OBJECTIVE ->
In the passage on flange corrosion, reproduce everything from "In the petrochemical" down to "fires and explosions." word for word.
**** SELECTED EXCERPT
In the petrochemical industry, where pipeline contents are typically flammable and under high pressure, damaged flanges can also be the source of catastrophic fires and explosions.

In some cases, corrosion at the flange can cause metal fragments and corrosion products to travel downstream, compromising the quality of the transported product. Additionally, dislodged metal fragments can become stuck in other areas of the pipeline, promoting further galvanic corrosion and pitting. This downstream pitting corrosion can cause more leaks and compromise the overall structural integrity of the piping system as a whole.

Flange Corrosion Prevention and Repair Methods

Pipeline flanges present a unique challenge because prevention solutions must be able to resist corrosion while facilitating fasteners for maintenance and disassembly.

Gaskets are one of the most common and trusted methods for preventing the formation of corrosion at the pipe flanges. A well designed and properly installed gasket seals the connection between two adjoining pipe flanges, thus preventing pipe fluids from accumulating in gaps and preventing crevice corrosion.

Gaskets also serve to electronically isolate the connection between flanges. This isolation restricts direct contact between dissimilar pipe materials, preventing the formation of galvanic corrosion.
********
**** DATA PROVIDED
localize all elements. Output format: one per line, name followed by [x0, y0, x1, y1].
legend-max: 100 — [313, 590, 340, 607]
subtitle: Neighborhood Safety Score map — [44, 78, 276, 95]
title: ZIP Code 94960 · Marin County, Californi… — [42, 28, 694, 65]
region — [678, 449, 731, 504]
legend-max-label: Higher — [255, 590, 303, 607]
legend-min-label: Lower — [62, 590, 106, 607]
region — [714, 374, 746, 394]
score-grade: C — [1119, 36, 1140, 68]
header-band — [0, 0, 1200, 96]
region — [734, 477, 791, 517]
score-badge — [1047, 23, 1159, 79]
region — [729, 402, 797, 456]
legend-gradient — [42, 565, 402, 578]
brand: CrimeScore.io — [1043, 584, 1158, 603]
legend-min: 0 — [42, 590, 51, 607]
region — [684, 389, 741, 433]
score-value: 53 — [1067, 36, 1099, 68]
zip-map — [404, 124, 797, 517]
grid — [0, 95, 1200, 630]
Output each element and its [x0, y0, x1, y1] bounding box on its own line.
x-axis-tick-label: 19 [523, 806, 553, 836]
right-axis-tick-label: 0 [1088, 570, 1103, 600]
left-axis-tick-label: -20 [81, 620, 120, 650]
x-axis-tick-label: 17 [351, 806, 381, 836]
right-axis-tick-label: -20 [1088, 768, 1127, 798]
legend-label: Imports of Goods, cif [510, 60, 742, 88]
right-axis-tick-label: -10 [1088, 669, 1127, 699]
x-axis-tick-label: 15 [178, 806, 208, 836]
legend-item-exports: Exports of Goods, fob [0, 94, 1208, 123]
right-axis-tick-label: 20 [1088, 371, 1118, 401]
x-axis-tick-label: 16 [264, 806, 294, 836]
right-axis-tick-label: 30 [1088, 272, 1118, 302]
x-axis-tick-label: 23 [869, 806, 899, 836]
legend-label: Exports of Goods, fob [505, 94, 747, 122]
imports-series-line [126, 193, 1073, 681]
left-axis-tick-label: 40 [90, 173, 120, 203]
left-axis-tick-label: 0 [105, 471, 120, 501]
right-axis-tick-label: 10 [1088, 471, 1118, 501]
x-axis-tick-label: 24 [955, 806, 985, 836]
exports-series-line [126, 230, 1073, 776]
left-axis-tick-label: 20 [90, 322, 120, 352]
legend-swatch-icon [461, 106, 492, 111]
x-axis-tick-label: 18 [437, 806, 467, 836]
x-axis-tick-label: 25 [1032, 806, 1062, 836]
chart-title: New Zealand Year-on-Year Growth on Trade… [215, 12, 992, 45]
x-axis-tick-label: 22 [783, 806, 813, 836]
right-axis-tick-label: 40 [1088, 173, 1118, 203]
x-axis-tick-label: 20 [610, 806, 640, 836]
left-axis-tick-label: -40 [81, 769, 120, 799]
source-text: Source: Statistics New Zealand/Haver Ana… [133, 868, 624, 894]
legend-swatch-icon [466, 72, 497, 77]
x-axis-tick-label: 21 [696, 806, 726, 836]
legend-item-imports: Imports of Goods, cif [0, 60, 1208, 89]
********
COMPLETED TASK ->
In the petrochemical industry, where pipeline contents are typically flammable and under high pressure, damaged flanges can also be the source of catastrophic fires and explosions.